* BEGIN MATERIAL FOR THE TASK *

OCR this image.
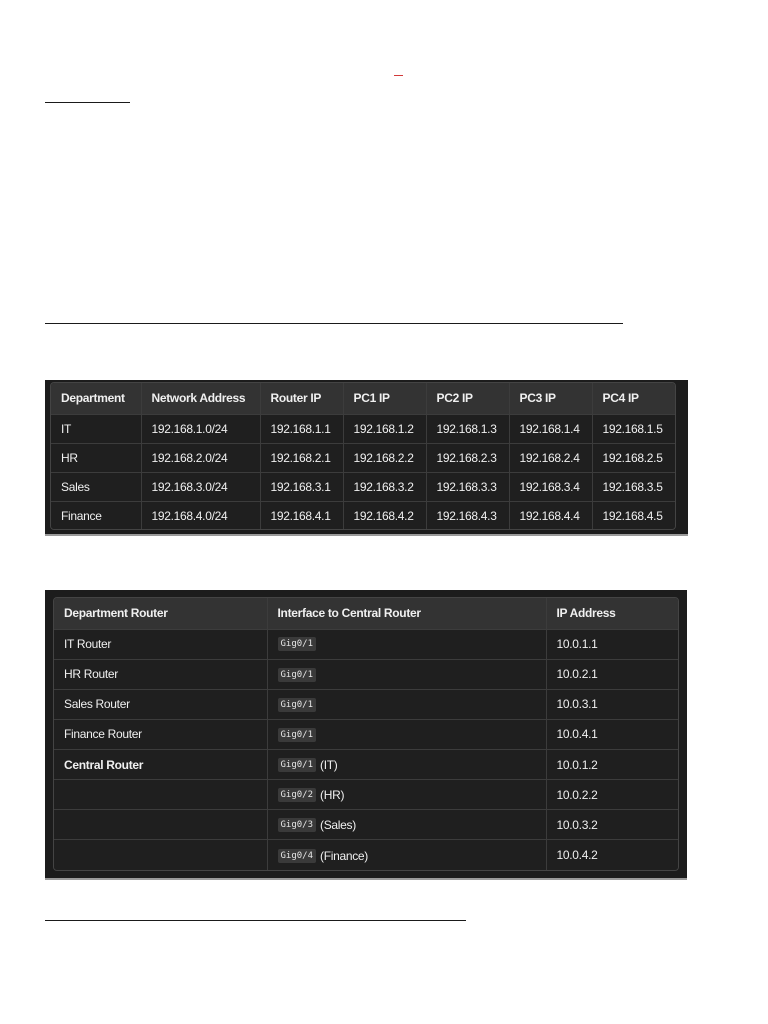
Department	Network Address	Router IP	PC1 IP	PC2 IP	PC3 IP	PC4 IP
IT	192.168.1.0/24	192.168.1.1	192.168.1.2	192.168.1.3	192.168.1.4	192.168.1.5
HR	192.168.2.0/24	192.168.2.1	192.168.2.2	192.168.2.3	192.168.2.4	192.168.2.5
Sales	192.168.3.0/24	192.168.3.1	192.168.3.2	192.168.3.3	192.168.3.4	192.168.3.5
Finance	192.168.4.0/24	192.168.4.1	192.168.4.2	192.168.4.3	192.168.4.4	192.168.4.5
Department Router	Interface to Central Router	IP Address
IT Router	Gig0/1	10.0.1.1
HR Router	Gig0/1	10.0.2.1
Sales Router	Gig0/1	10.0.3.1
Finance Router	Gig0/1	10.0.4.1
Central Router	Gig0/1 (IT)	10.0.1.2
	Gig0/2 (HR)	10.0.2.2
	Gig0/3 (Sales)	10.0.3.2
	Gig0/4 (Finance)	10.0.4.2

* END MATERIAL FOR THE TASK *

GOAL
Write out all the records again, exactly, minus any pictures.

WORKED ANSWER
OCR this image.
Department	Network Address	Router IP	PC1 IP	PC2 IP	PC3 IP	PC4 IP
IT	192.168.1.0/24	192.168.1.1	192.168.1.2	192.168.1.3	192.168.1.4	192.168.1.5
HR	192.168.2.0/24	192.168.2.1	192.168.2.2	192.168.2.3	192.168.2.4	192.168.2.5
Sales	192.168.3.0/24	192.168.3.1	192.168.3.2	192.168.3.3	192.168.3.4	192.168.3.5
Finance	192.168.4.0/24	192.168.4.1	192.168.4.2	192.168.4.3	192.168.4.4	192.168.4.5
Department Router	Interface to Central Router	IP Address
IT Router	Gig0/1	10.0.1.1
HR Router	Gig0/1	10.0.2.1
Sales Router	Gig0/1	10.0.3.1
Finance Router	Gig0/1	10.0.4.1
Central Router	Gig0/1 (IT)	10.0.1.2
	Gig0/2 (HR)	10.0.2.2
	Gig0/3 (Sales)	10.0.3.2
	Gig0/4 (Finance)	10.0.4.2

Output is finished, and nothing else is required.